Exercise objective :: Copy out every one of the following entries word for word, leaving out the pictures.

Material ::
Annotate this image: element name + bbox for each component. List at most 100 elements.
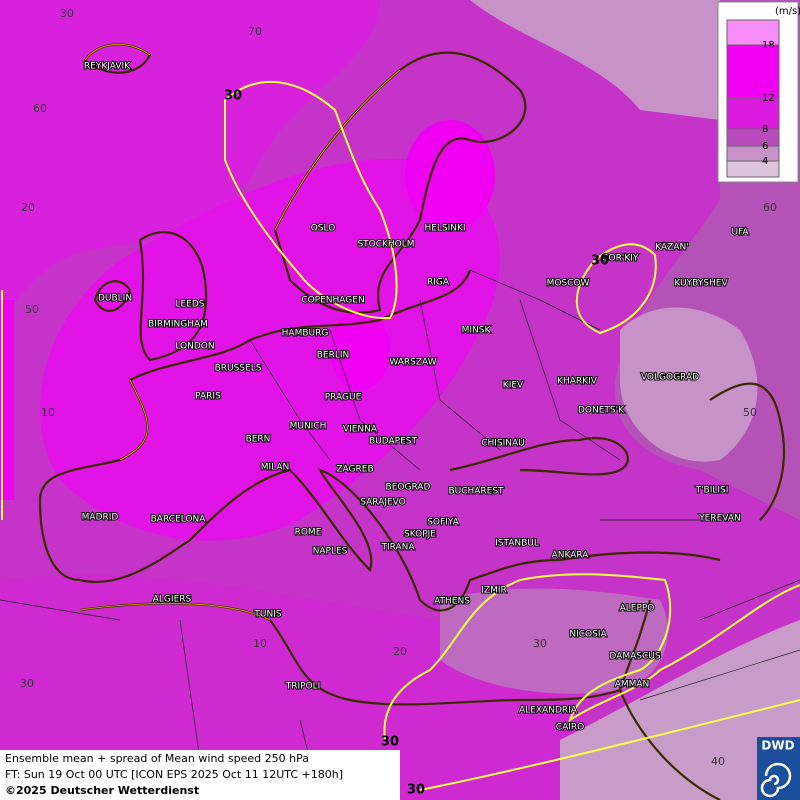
city-label: BIRMINGHAM bbox=[148, 320, 208, 330]
legend-level: 8 bbox=[762, 124, 768, 135]
city-label: CAIRO bbox=[556, 723, 584, 733]
city-label: SKOPJE bbox=[404, 530, 436, 540]
coastlines bbox=[38, 43, 786, 800]
city-label: VOLGOGRAD bbox=[641, 373, 699, 383]
field-patch bbox=[405, 120, 495, 230]
legend-levels: 18 12 8 6 4 bbox=[762, 40, 775, 167]
jet-contours bbox=[1, 80, 800, 791]
legend-swatch bbox=[726, 97, 780, 130]
caption-line: FT: Sun 19 Oct 00 UTC [ICON EPS 2025 Oct… bbox=[5, 768, 343, 781]
city-label: GOR'KIY bbox=[602, 254, 639, 264]
caption-box bbox=[0, 750, 400, 800]
city-label: TRIPOLI bbox=[285, 682, 321, 692]
coastline bbox=[449, 437, 629, 476]
city-label: PRAGUE bbox=[325, 393, 362, 403]
contour-label: 30 bbox=[381, 735, 399, 750]
city-label: TIRANA bbox=[380, 543, 415, 553]
grid-label: 20 bbox=[393, 645, 407, 658]
legend-level: 12 bbox=[762, 93, 775, 104]
field-patch bbox=[330, 310, 390, 390]
legend-level: 4 bbox=[762, 156, 768, 167]
legend-level: 6 bbox=[762, 141, 768, 152]
city-label: BARCELONA bbox=[151, 515, 207, 525]
city-label: SARAJEVO bbox=[360, 498, 406, 508]
city-label: REYKJAVIK bbox=[84, 62, 131, 72]
city-label: BUCHAREST bbox=[448, 487, 504, 497]
legend: (m/s) 18 12 8 6 4 bbox=[717, 1, 800, 183]
city-label: UFA bbox=[731, 228, 749, 238]
field-patch bbox=[0, 0, 380, 320]
grid-label: 30 bbox=[60, 7, 74, 20]
field-patch bbox=[40, 158, 500, 541]
city-label: RIGA bbox=[427, 278, 450, 288]
legend-swatch bbox=[726, 160, 780, 178]
city-label: DONETS'K bbox=[578, 406, 625, 416]
jet-contour bbox=[224, 80, 398, 320]
grid-label: 10 bbox=[41, 406, 55, 419]
city-label: LONDON bbox=[175, 342, 214, 352]
city-label: ZAGREB bbox=[336, 465, 373, 475]
city-label: KHARKIV bbox=[557, 377, 598, 387]
grid-label: 40 bbox=[711, 755, 725, 768]
city-label: CHISINAU bbox=[481, 439, 525, 449]
field-patch bbox=[470, 0, 720, 120]
jet-contour bbox=[575, 243, 657, 335]
city-label: VIENNA bbox=[343, 425, 378, 435]
coastline bbox=[93, 231, 208, 362]
city-label: ALEXANDRIA bbox=[519, 706, 578, 716]
grid-label: 20 bbox=[21, 201, 35, 214]
city-label: STOCKHOLM bbox=[357, 240, 414, 250]
logo-swirl bbox=[760, 762, 792, 798]
grid-label: 50 bbox=[25, 303, 39, 316]
legend-swatch bbox=[726, 19, 780, 46]
city-label: MOSCOW bbox=[547, 279, 590, 289]
city-label: LEEDS bbox=[175, 300, 204, 310]
logo-text: DWD bbox=[761, 739, 794, 753]
border bbox=[249, 269, 700, 521]
caption-line: ©2025 Deutscher Wetterdienst bbox=[5, 784, 199, 797]
city-label: HAMBURG bbox=[282, 329, 329, 339]
coastline-highlight bbox=[79, 43, 401, 621]
city-label: BEOGRAD bbox=[386, 483, 431, 493]
coastline bbox=[38, 269, 721, 612]
legend-level: 18 bbox=[762, 40, 775, 51]
labels: 30 70 60 20 50 10 30 10 20 30 40 60 50 REYKJAVIK OSLO S… bbox=[20, 7, 777, 798]
city-label: HELSINKI bbox=[424, 224, 465, 234]
city-label: SOFIYA bbox=[427, 518, 459, 528]
city-label: ATHENS bbox=[434, 597, 470, 607]
city-label: IZMIR bbox=[481, 586, 507, 596]
legend-swatch bbox=[726, 44, 780, 99]
city-label: MADRID bbox=[82, 513, 119, 523]
legend-unit: (m/s) bbox=[775, 6, 800, 17]
city-label: KAZAN' bbox=[655, 243, 688, 253]
grid-label: 50 bbox=[743, 406, 757, 419]
field-patch bbox=[0, 300, 14, 500]
grid-label: 60 bbox=[763, 201, 777, 214]
field-patch bbox=[620, 307, 758, 462]
contour-label: 30 bbox=[591, 254, 609, 269]
grid-label: 30 bbox=[533, 637, 547, 650]
city-label: ANKARA bbox=[552, 551, 590, 561]
caption-line: Ensemble mean + spread of Mean wind spee… bbox=[5, 752, 309, 765]
city-label: MINSK bbox=[462, 326, 492, 336]
city-label: BRUSSELS bbox=[215, 364, 262, 374]
coastline bbox=[709, 382, 786, 521]
city-label: BUDAPEST bbox=[369, 437, 418, 447]
legend-swatch bbox=[726, 145, 780, 162]
grid-label: 30 bbox=[20, 677, 34, 690]
city-label: BERLIN bbox=[317, 351, 350, 361]
city-label: DAMASCUS bbox=[609, 652, 660, 662]
city-label: KIEV bbox=[503, 381, 524, 391]
city-label: ROME bbox=[295, 528, 322, 538]
field-patch bbox=[440, 588, 668, 694]
city-label: MILAN bbox=[261, 463, 290, 473]
grid-label: 60 bbox=[33, 102, 47, 115]
city-label: AMMAN bbox=[615, 680, 650, 690]
city-label: COPENHAGEN bbox=[301, 296, 364, 306]
field-patch bbox=[560, 620, 800, 800]
city-label: DUBLIN bbox=[98, 294, 132, 304]
grid-label: 10 bbox=[253, 637, 267, 650]
city-label: YEREVAN bbox=[698, 514, 741, 524]
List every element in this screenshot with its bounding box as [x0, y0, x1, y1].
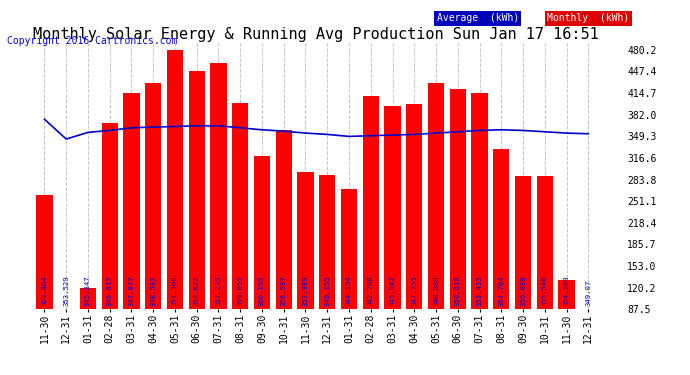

The response ::
Annotate this image: element name + bbox for each component. List at most 100 elements.
city-label: BIRMINGHAM bbox=[148, 320, 208, 330]
legend-level: 8 bbox=[762, 124, 768, 135]
city-label: CAIRO bbox=[556, 723, 584, 733]
city-label: SKOPJE bbox=[404, 530, 436, 540]
coastlines bbox=[38, 43, 786, 800]
city-label: VOLGOGRAD bbox=[641, 373, 699, 383]
field-patch bbox=[405, 120, 495, 230]
legend-levels: 18 12 8 6 4 bbox=[762, 40, 775, 167]
jet-contours bbox=[1, 80, 800, 791]
legend-swatch bbox=[726, 97, 780, 130]
caption-line: FT: Sun 19 Oct 00 UTC [ICON EPS 2025 Oct… bbox=[5, 768, 343, 781]
city-label: GOR'KIY bbox=[602, 254, 639, 264]
caption-box bbox=[0, 750, 400, 800]
city-label: TRIPOLI bbox=[285, 682, 321, 692]
coastline bbox=[449, 437, 629, 476]
city-label: PRAGUE bbox=[325, 393, 362, 403]
contour-label: 30 bbox=[381, 735, 399, 750]
city-label: TIRANA bbox=[380, 543, 415, 553]
grid-label: 20 bbox=[393, 645, 407, 658]
legend-level: 12 bbox=[762, 93, 775, 104]
field-patch bbox=[330, 310, 390, 390]
legend-level: 4 bbox=[762, 156, 768, 167]
legend-level: 6 bbox=[762, 141, 768, 152]
city-label: BARCELONA bbox=[151, 515, 207, 525]
city-label: SARAJEVO bbox=[360, 498, 406, 508]
city-label: REYKJAVIK bbox=[84, 62, 131, 72]
city-label: BUCHAREST bbox=[448, 487, 504, 497]
legend: (m/s) 18 12 8 6 4 bbox=[717, 1, 800, 183]
city-label: UFA bbox=[731, 228, 749, 238]
field-patch bbox=[0, 0, 380, 320]
grid-label: 30 bbox=[60, 7, 74, 20]
field-patch bbox=[40, 158, 500, 541]
city-label: RIGA bbox=[427, 278, 450, 288]
legend-swatch bbox=[726, 160, 780, 178]
city-label: DONETS'K bbox=[578, 406, 625, 416]
jet-contour bbox=[224, 80, 398, 320]
grid-label: 10 bbox=[41, 406, 55, 419]
city-label: LONDON bbox=[175, 342, 214, 352]
city-label: ZAGREB bbox=[336, 465, 373, 475]
city-label: KHARKIV bbox=[557, 377, 598, 387]
grid-label: 40 bbox=[711, 755, 725, 768]
city-label: CHISINAU bbox=[481, 439, 525, 449]
field-patch bbox=[470, 0, 720, 120]
jet-contour bbox=[575, 243, 657, 335]
city-label: VIENNA bbox=[343, 425, 378, 435]
coastline bbox=[93, 231, 208, 362]
city-label: ALEXANDRIA bbox=[519, 706, 578, 716]
grid-label: 20 bbox=[21, 201, 35, 214]
city-label: STOCKHOLM bbox=[357, 240, 414, 250]
logo-swirl bbox=[760, 762, 792, 798]
grid-label: 50 bbox=[25, 303, 39, 316]
legend-swatch bbox=[726, 19, 780, 46]
city-label: MOSCOW bbox=[547, 279, 590, 289]
city-label: LEEDS bbox=[175, 300, 204, 310]
logo-text: DWD bbox=[761, 739, 794, 753]
border bbox=[249, 269, 700, 521]
caption-line: ©2025 Deutscher Wetterdienst bbox=[5, 784, 199, 797]
city-label: HAMBURG bbox=[282, 329, 329, 339]
coastline-highlight bbox=[79, 43, 401, 621]
city-label: BEOGRAD bbox=[386, 483, 431, 493]
coastline bbox=[38, 269, 721, 612]
legend-level: 18 bbox=[762, 40, 775, 51]
labels: 30 70 60 20 50 10 30 10 20 30 40 60 50 REYKJAVIK OSLO S… bbox=[20, 7, 777, 798]
city-label: HELSINKI bbox=[424, 224, 465, 234]
city-label: SOFIYA bbox=[427, 518, 459, 528]
city-label: ATHENS bbox=[434, 597, 470, 607]
city-label: IZMIR bbox=[481, 586, 507, 596]
legend-swatch bbox=[726, 44, 780, 99]
city-label: MADRID bbox=[82, 513, 119, 523]
legend-unit: (m/s) bbox=[775, 6, 800, 17]
city-label: KAZAN' bbox=[655, 243, 688, 253]
grid-label: 50 bbox=[743, 406, 757, 419]
field-patch bbox=[0, 300, 14, 500]
grid-label: 60 bbox=[763, 201, 777, 214]
field-patch bbox=[620, 307, 758, 462]
contour-label: 30 bbox=[591, 254, 609, 269]
grid-label: 30 bbox=[533, 637, 547, 650]
city-label: ANKARA bbox=[552, 551, 590, 561]
caption-line: Ensemble mean + spread of Mean wind spee… bbox=[5, 752, 309, 765]
city-label: MINSK bbox=[462, 326, 492, 336]
city-label: BRUSSELS bbox=[215, 364, 262, 374]
coastline bbox=[709, 382, 786, 521]
city-label: BUDAPEST bbox=[369, 437, 418, 447]
legend-swatch bbox=[726, 145, 780, 162]
grid-label: 30 bbox=[20, 677, 34, 690]
city-label: BERLIN bbox=[317, 351, 350, 361]
city-label: DAMASCUS bbox=[609, 652, 660, 662]
city-label: KIEV bbox=[503, 381, 524, 391]
city-label: ROME bbox=[295, 528, 322, 538]
field-patch bbox=[440, 588, 668, 694]
city-label: MILAN bbox=[261, 463, 290, 473]
grid-label: 60 bbox=[33, 102, 47, 115]
city-label: AMMAN bbox=[615, 680, 650, 690]
city-label: COPENHAGEN bbox=[301, 296, 364, 306]
field-patch bbox=[560, 620, 800, 800]
city-label: DUBLIN bbox=[98, 294, 132, 304]
grid-label: 10 bbox=[253, 637, 267, 650]
city-label: YEREVAN bbox=[698, 514, 741, 524]
List every element in this screenshot with its bounding box as [x0, y0, x1, y1].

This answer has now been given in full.